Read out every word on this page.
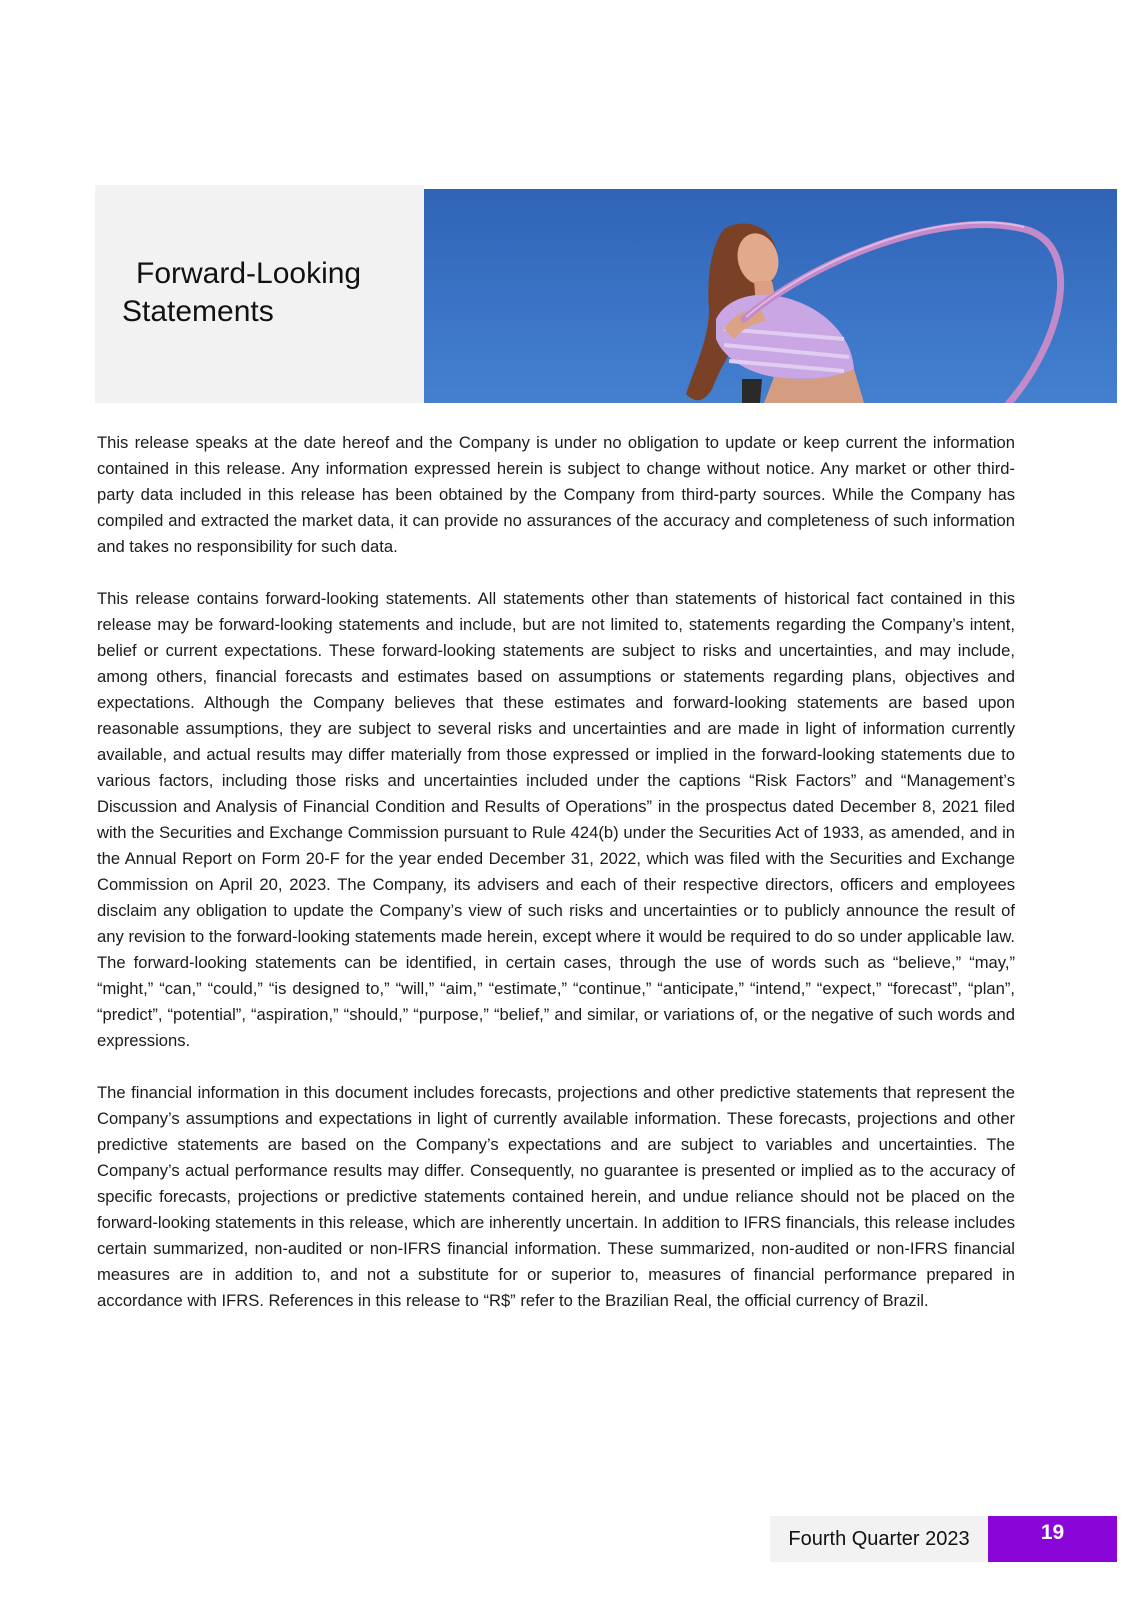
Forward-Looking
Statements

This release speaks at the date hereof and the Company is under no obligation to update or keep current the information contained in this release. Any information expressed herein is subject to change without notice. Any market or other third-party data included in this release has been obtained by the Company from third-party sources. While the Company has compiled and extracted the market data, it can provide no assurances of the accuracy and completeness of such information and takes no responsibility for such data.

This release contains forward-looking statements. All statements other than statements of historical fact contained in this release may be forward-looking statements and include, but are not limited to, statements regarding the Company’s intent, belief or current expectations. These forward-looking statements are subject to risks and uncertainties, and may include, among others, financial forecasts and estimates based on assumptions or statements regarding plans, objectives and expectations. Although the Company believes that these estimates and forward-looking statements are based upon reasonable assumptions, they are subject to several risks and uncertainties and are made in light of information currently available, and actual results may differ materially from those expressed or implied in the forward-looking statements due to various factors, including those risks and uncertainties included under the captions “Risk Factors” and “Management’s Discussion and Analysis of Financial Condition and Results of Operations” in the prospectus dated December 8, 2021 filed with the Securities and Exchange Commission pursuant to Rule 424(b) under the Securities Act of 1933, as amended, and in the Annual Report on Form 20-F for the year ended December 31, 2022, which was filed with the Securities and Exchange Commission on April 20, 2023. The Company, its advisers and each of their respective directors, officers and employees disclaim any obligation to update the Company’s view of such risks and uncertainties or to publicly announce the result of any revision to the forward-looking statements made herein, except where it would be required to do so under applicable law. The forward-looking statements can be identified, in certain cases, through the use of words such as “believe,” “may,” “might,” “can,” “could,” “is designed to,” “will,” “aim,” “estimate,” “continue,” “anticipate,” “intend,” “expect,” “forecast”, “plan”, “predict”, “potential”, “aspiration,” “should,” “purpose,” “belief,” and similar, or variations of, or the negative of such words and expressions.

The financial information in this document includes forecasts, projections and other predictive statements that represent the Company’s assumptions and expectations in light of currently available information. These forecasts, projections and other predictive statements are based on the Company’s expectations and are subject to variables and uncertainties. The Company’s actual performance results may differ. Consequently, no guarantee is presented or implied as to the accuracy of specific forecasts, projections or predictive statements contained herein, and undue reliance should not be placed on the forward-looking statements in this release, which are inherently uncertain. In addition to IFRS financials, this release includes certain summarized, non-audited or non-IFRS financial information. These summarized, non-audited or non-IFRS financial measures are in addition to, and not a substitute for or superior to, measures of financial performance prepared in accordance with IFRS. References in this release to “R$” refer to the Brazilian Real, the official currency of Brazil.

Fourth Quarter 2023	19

» **Problem statement**
A faithful copy of the records above is needed, with the pictures left out.

» **Answer below**
Read out every word on this page.
Forward-Looking
Statements

This release speaks at the date hereof and the Company is under no obligation to update or keep current the information contained in this release. Any information expressed herein is subject to change without notice. Any market or other third-party data included in this release has been obtained by the Company from third-party sources. While the Company has compiled and extracted the market data, it can provide no assurances of the accuracy and completeness of such information and takes no responsibility for such data.

This release contains forward-looking statements. All statements other than statements of historical fact contained in this release may be forward-looking statements and include, but are not limited to, statements regarding the Company’s intent, belief or current expectations. These forward-looking statements are subject to risks and uncertainties, and may include, among others, financial forecasts and estimates based on assumptions or statements regarding plans, objectives and expectations. Although the Company believes that these estimates and forward-looking statements are based upon reasonable assumptions, they are subject to several risks and uncertainties and are made in light of information currently available, and actual results may differ materially from those expressed or implied in the forward-looking statements due to various factors, including those risks and uncertainties included under the captions “Risk Factors” and “Management’s Discussion and Analysis of Financial Condition and Results of Operations” in the prospectus dated December 8, 2021 filed with the Securities and Exchange Commission pursuant to Rule 424(b) under the Securities Act of 1933, as amended, and in the Annual Report on Form 20-F for the year ended December 31, 2022, which was filed with the Securities and Exchange Commission on April 20, 2023. The Company, its advisers and each of their respective directors, officers and employees disclaim any obligation to update the Company’s view of such risks and uncertainties or to publicly announce the result of any revision to the forward-looking statements made herein, except where it would be required to do so under applicable law. The forward-looking statements can be identified, in certain cases, through the use of words such as “believe,” “may,” “might,” “can,” “could,” “is designed to,” “will,” “aim,” “estimate,” “continue,” “anticipate,” “intend,” “expect,” “forecast”, “plan”, “predict”, “potential”, “aspiration,” “should,” “purpose,” “belief,” and similar, or variations of, or the negative of such words and expressions.

The financial information in this document includes forecasts, projections and other predictive statements that represent the Company’s assumptions and expectations in light of currently available information. These forecasts, projections and other predictive statements are based on the Company’s expectations and are subject to variables and uncertainties. The Company’s actual performance results may differ. Consequently, no guarantee is presented or implied as to the accuracy of specific forecasts, projections or predictive statements contained herein, and undue reliance should not be placed on the forward-looking statements in this release, which are inherently uncertain. In addition to IFRS financials, this release includes certain summarized, non-audited or non-IFRS financial information. These summarized, non-audited or non-IFRS financial measures are in addition to, and not a substitute for or superior to, measures of financial performance prepared in accordance with IFRS. References in this release to “R$” refer to the Brazilian Real, the official currency of Brazil.

Fourth Quarter 2023	19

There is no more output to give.